> **PROVIDED TEXT**:
BEGIN
An Idea Two Weeks Ahead of its Time

My oldest brother has worked construction for almost 30 years and is now within sight of retirement. You can drive all over the city and see the buildings he has built or remodeled (some several times). He once said to me that you know you’re getting close to the end when you are remodeling for the second time a building you originally built. I am only at the midpoint of my career, but I am beginning to see his point.

In education, debates, arguments, failed ideas from the past and everybody’s brilliant solutions never go away forever. They return over and over with newly remodeled names and theories to support them. The faculty hashes it out once more, and then we scrap a policy or implement a program that has been implemented and scrapped many times, but only after after a lot of acrimonious debate.

Just yesterday, for example, one of our librarians clued me into an article in The Chronicle of Higher Education about a bold new idea: “Teaching Naked.” By naked the movement’s proponents mean teaching without technology in the classroom. No PowerPoint, no electronic clickers, no video clips. Just a professor and some students in a room discussing big ideas or the argument of a book. I know, I know, this is such a radical, counter-intuitive approach, but it turns out that students find technology in the classroom a snooze. The article cites a recent British Educational Research Journal study that found 59 percent of students find half of their lectures boring and that PowerPoint is the dullest method of all. The article goes on to say,

Students in the survey gave low marks not just to PowerPoint, but also to all kinds of computer-assisted classroom activities, even interactive exercises in computer labs. "The least boring teaching methods were found to be seminars, practical sessions, and group discussions," said the report. In other words, tech-free classrooms were the most engaging.
END
> **WHAT THE TASK ASKS**: Please state what percentage of students, according to the British Educational Research Journal study cited in the text above, find half of their lectures boring.

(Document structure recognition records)
BEGIN
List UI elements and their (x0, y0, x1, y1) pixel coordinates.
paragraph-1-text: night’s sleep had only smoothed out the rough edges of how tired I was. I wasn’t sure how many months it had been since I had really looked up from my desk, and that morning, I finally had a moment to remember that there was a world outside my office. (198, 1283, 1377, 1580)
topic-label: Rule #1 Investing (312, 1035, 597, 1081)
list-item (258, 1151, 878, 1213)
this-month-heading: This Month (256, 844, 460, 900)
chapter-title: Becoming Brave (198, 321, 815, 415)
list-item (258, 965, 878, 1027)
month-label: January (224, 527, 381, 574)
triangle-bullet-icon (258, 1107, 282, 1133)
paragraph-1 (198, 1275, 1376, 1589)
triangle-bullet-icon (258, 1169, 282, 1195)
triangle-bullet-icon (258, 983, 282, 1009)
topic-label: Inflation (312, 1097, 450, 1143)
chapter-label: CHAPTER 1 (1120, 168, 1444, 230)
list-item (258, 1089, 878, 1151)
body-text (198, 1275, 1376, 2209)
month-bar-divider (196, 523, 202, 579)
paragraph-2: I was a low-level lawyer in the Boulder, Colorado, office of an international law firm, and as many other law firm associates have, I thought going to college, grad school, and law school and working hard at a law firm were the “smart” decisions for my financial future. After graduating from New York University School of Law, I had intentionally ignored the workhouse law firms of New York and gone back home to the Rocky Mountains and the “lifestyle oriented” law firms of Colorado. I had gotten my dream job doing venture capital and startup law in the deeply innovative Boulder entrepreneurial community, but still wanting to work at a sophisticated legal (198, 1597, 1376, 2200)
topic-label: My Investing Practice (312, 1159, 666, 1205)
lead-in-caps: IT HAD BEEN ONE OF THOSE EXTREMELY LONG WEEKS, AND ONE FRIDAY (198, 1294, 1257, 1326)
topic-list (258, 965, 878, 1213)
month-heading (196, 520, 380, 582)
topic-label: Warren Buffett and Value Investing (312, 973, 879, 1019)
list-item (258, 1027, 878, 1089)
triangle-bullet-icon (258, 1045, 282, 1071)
END
> **SOLUTION TO THE EXERCISE**: 59 percent